Begin

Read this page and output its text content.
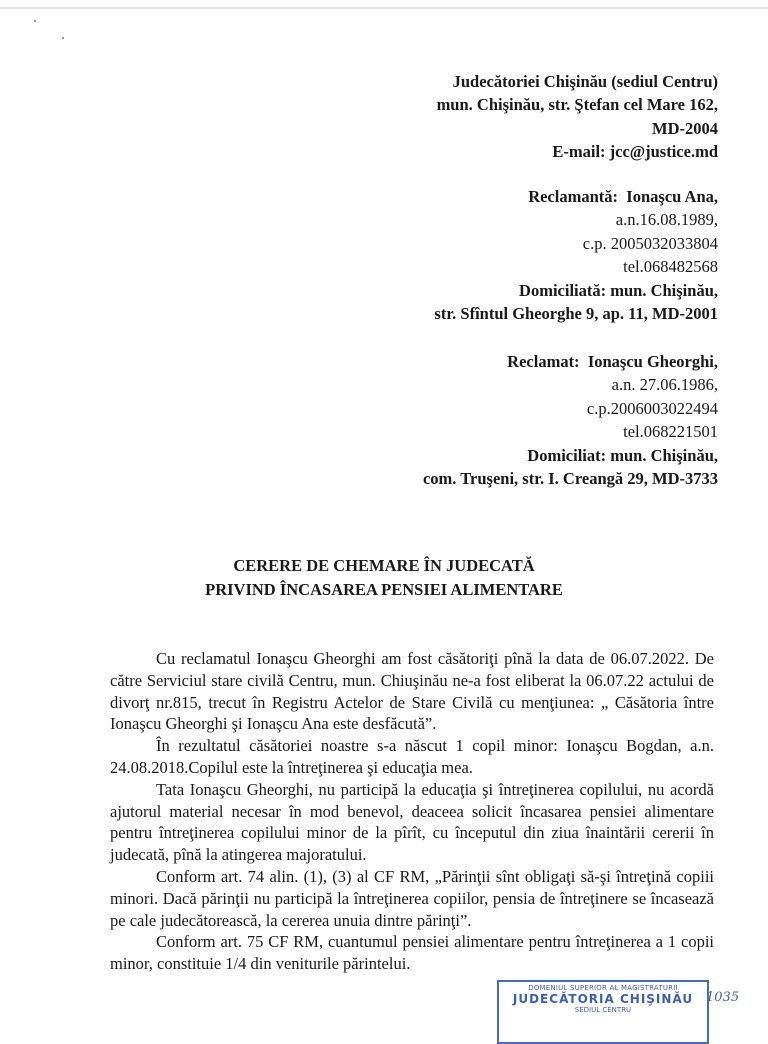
Judecătoriei Chişinău (sediul Centru)
mun. Chişinău, str. Ştefan cel Mare 162,
MD-2004
E-mail: jcc@justice.md
Reclamantă: Ionaşcu Ana,
a.n.16.08.1989,
c.p. 2005032033804
tel.068482568
Domiciliată: mun. Chişinău,
str. Sfîntul Gheorghe 9, ap. 11, MD-2001
Reclamat: Ionaşcu Gheorghi,
a.n. 27.06.1986,
c.p.2006003022494
tel.068221501
Domiciliat: mun. Chişinău,
com. Truşeni, str. I. Creangă 29, MD-3733
CERERE DE CHEMARE ÎN JUDECATĂ
PRIVIND ÎNCASAREA PENSIEI ALIMENTARE

Cu reclamatul Ionaşcu Gheorghi am fost căsătoriţi pînă la data de 06.07.2022. De către Serviciul stare civilă Centru, mun. Chiuşinău ne-a fost eliberat la 06.07.22 actului de divorţ nr.815, trecut în Registru Actelor de Stare Civilă cu menţiunea: „ Căsătoria între Ionaşcu Gheorghi şi Ionaşcu Ana este desfăcută”.

În rezultatul căsătoriei noastre s-a născut 1 copil minor: Ionaşcu Bogdan, a.n. 24.08.2018.Copilul este la întreţinerea şi educaţia mea.

Tata Ionaşcu Gheorghi, nu participă la educaţia şi întreţinerea copilului, nu acordă ajutorul material necesar în mod benevol, deaceea solicit încasarea pensiei alimentare pentru întreţinerea copilului minor de la pîrît, cu începutul din ziua înaintării cererii în judecată, pînă la atingerea majoratului.

Conform art. 74 alin. (1), (3) al CF RM, „Părinţii sînt obligaţi să-şi întreţină copiii minori. Dacă părinţii nu participă la întreţinerea copiilor, pensia de întreţinere se încasează pe cale judecătorească, la cererea unuia dintre părinţi”.

Conform art. 75 CF RM, cuantumul pensiei alimentare pentru întreţinerea a 1 copii minor, constituie 1/4 din veniturile părintelui.

DOMENIUL SUPERIOR AL MAGISTRATURII
JUDECĂTORIA CHIŞINĂU
SEDIUL CENTRU
1035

End

What this task involves. Out of the material above, select every line that holds the string "educaţia".

Response to the exercise.
În rezultatul căsătoriei noastre s-a născut 1 copil minor: Ionaşcu Bogdan, a.n. 24.08.2018.Copilul este la întreţinerea şi educaţia mea.
Tata Ionaşcu Gheorghi, nu participă la educaţia şi întreţinerea copilului, nu acordă ajutorul material necesar în mod benevol, deaceea solicit încasarea pensiei alimentare pentru întreţinerea copilului minor de la pîrît, cu începutul din ziua înaintării cererii în judecată, pînă la atingerea majoratului.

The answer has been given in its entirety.